Items from a data source
--- begin ---
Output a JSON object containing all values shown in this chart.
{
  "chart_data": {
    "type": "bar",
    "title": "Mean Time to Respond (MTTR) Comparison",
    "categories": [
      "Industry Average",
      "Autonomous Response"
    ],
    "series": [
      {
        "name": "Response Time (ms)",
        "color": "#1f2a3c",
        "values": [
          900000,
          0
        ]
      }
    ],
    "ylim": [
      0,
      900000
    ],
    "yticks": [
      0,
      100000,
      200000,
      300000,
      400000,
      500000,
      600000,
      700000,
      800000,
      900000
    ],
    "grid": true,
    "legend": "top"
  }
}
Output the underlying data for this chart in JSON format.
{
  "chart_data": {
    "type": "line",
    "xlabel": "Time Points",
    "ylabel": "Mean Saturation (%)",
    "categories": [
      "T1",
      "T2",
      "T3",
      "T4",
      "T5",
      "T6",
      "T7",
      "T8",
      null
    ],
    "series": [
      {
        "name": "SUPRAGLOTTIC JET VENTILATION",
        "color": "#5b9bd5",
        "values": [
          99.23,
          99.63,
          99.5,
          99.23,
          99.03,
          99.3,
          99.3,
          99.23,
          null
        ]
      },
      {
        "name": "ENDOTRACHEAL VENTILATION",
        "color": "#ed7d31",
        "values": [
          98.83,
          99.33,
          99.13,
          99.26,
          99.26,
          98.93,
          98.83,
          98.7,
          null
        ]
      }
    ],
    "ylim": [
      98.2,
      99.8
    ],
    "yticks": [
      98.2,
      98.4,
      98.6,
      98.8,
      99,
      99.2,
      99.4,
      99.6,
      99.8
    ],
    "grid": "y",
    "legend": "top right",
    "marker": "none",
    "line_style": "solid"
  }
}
--- end ---
◆ **Exercise**: Extract the entries above verbatim.

◆ **Answer to this problem**:
Output a JSON object containing all values shown in this chart.
{
  "chart_data": {
    "type": "bar",
    "title": "Mean Time to Respond (MTTR) Comparison",
    "categories": [
      "Industry Average",
      "Autonomous Response"
    ],
    "series": [
      {
        "name": "Response Time (ms)",
        "color": "#1f2a3c",
        "values": [
          900000,
          0
        ]
      }
    ],
    "ylim": [
      0,
      900000
    ],
    "yticks": [
      0,
      100000,
      200000,
      300000,
      400000,
      500000,
      600000,
      700000,
      800000,
      900000
    ],
    "grid": true,
    "legend": "top"
  }
}
Output the underlying data for this chart in JSON format.
{
  "chart_data": {
    "type": "line",
    "xlabel": "Time Points",
    "ylabel": "Mean Saturation (%)",
    "categories": [
      "T1",
      "T2",
      "T3",
      "T4",
      "T5",
      "T6",
      "T7",
      "T8",
      null
    ],
    "series": [
      {
        "name": "SUPRAGLOTTIC JET VENTILATION",
        "color": "#5b9bd5",
        "values": [
          99.23,
          99.63,
          99.5,
          99.23,
          99.03,
          99.3,
          99.3,
          99.23,
          null
        ]
      },
      {
        "name": "ENDOTRACHEAL VENTILATION",
        "color": "#ed7d31",
        "values": [
          98.83,
          99.33,
          99.13,
          99.26,
          99.26,
          98.93,
          98.83,
          98.7,
          null
        ]
      }
    ],
    "ylim": [
      98.2,
      99.8
    ],
    "yticks": [
      98.2,
      98.4,
      98.6,
      98.8,
      99,
      99.2,
      99.4,
      99.6,
      99.8
    ],
    "grid": "y",
    "legend": "top right",
    "marker": "none",
    "line_style": "solid"
  }
}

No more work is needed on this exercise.